Return, word for word, every line starting at the line with "Convert this screenshot" and ending at the final line of the entries; skip the pictures.
start RECORD LIST
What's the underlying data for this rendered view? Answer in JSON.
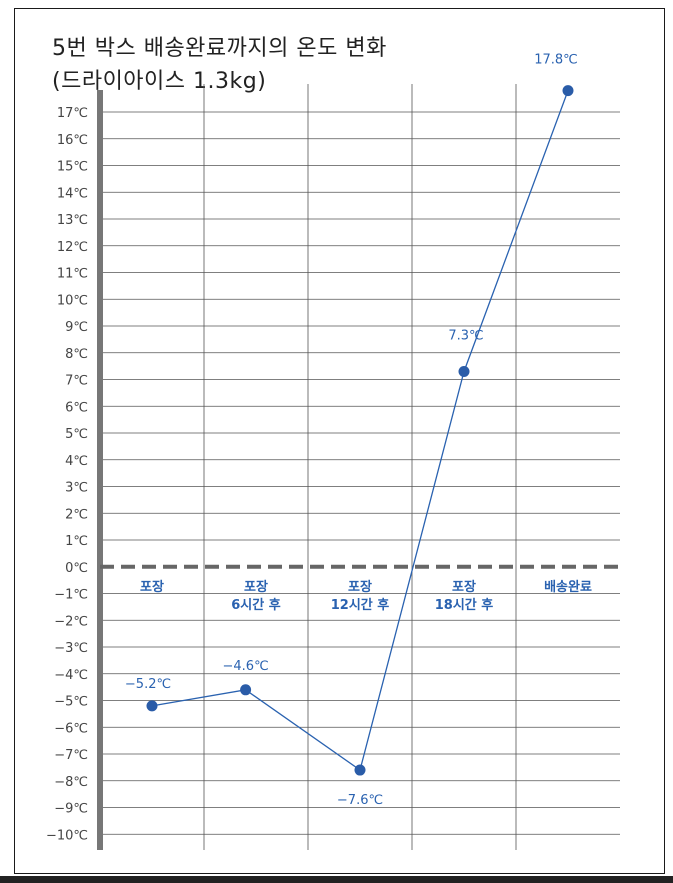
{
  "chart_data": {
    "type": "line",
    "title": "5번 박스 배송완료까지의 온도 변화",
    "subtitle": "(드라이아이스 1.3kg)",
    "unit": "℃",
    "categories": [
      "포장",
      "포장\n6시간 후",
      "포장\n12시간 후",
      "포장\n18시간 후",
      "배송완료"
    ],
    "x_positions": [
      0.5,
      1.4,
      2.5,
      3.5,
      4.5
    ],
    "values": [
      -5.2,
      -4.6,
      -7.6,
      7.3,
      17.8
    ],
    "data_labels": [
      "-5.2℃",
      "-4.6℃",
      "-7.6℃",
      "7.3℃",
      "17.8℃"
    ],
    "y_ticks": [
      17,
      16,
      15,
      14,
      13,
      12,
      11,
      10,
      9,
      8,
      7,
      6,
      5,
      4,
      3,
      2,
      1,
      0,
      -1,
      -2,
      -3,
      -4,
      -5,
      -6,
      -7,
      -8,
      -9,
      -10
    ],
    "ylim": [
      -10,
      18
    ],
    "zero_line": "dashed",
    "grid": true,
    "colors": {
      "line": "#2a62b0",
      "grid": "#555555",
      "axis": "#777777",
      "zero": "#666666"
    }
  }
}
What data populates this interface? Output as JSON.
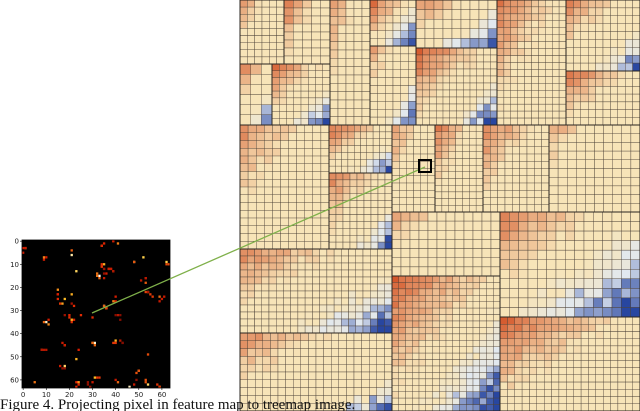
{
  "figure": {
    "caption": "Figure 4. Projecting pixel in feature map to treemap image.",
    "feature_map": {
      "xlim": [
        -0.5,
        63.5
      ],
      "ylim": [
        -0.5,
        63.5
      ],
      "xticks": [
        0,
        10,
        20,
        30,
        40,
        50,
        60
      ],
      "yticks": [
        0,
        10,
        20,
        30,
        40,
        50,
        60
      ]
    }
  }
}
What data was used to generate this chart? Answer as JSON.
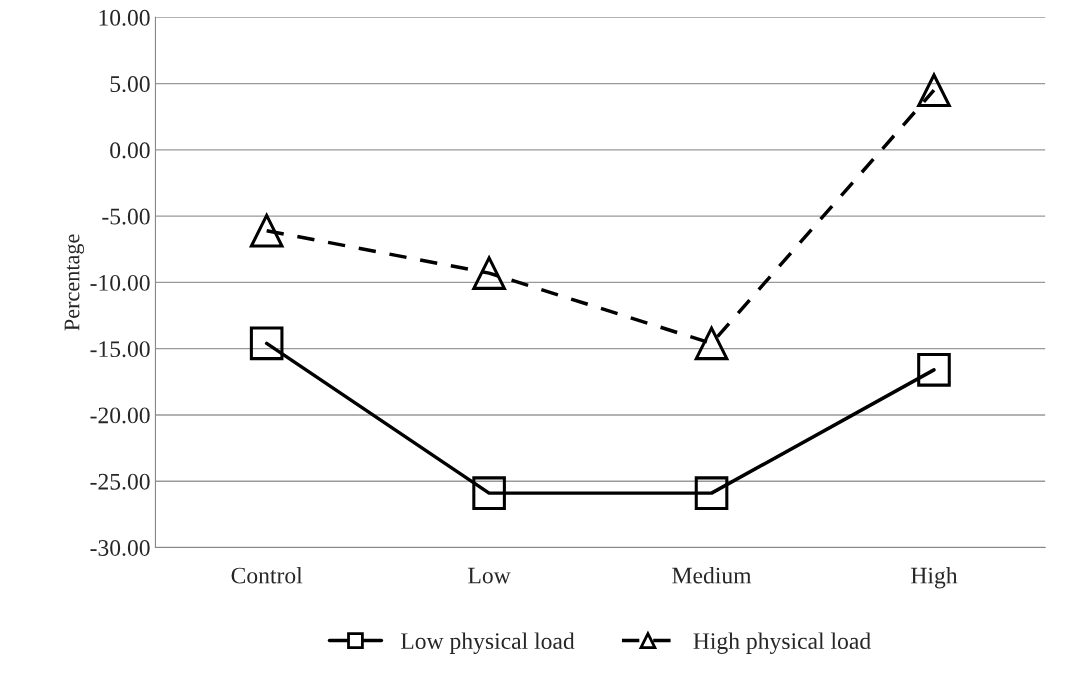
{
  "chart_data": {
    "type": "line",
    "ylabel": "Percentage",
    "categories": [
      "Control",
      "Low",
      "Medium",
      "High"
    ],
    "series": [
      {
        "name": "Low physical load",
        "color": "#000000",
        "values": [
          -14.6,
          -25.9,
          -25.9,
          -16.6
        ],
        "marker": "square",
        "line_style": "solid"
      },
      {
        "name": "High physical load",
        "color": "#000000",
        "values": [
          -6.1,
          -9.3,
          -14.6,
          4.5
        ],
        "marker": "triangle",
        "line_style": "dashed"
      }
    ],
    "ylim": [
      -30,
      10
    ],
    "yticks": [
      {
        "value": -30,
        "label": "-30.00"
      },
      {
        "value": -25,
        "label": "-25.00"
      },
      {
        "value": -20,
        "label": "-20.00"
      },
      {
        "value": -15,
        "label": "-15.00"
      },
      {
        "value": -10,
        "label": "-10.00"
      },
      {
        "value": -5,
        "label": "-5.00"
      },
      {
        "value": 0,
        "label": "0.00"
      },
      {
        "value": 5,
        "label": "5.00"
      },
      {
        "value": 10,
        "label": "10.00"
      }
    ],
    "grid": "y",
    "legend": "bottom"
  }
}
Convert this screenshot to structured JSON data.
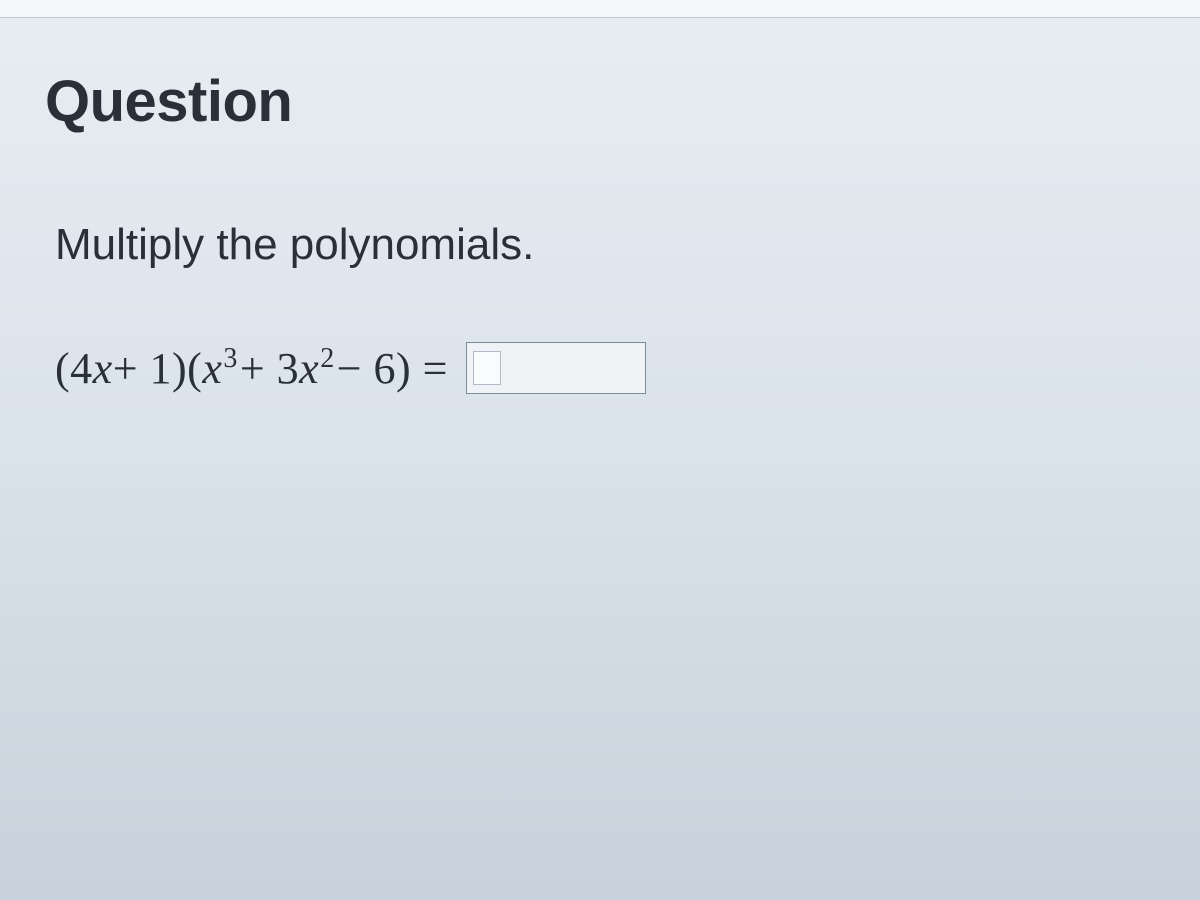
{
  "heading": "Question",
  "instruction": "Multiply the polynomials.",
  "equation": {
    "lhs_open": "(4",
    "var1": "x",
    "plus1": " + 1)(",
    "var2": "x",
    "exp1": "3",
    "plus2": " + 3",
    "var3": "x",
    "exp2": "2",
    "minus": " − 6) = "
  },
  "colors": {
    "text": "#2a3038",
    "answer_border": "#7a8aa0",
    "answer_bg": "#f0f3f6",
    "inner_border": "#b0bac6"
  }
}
end RECORD LIST
*ANSWER TO THE TASK*:
Convert this screenshot to structured JSON data.
{
  "heading": "Question",
  "instruction": "Multiply the polynomials.",
  "equation": {
    "lhs_open": "(4",
    "var1": "x",
    "plus1": " + 1)(",
    "var2": "x",
    "exp1": "3",
    "plus2": " + 3",
    "var3": "x",
    "exp2": "2",
    "minus": " − 6) = "
  },
  "colors": {
    "text": "#2a3038",
    "answer_border": "#7a8aa0",
    "answer_bg": "#f0f3f6",
    "inner_border": "#b0bac6"
  }
}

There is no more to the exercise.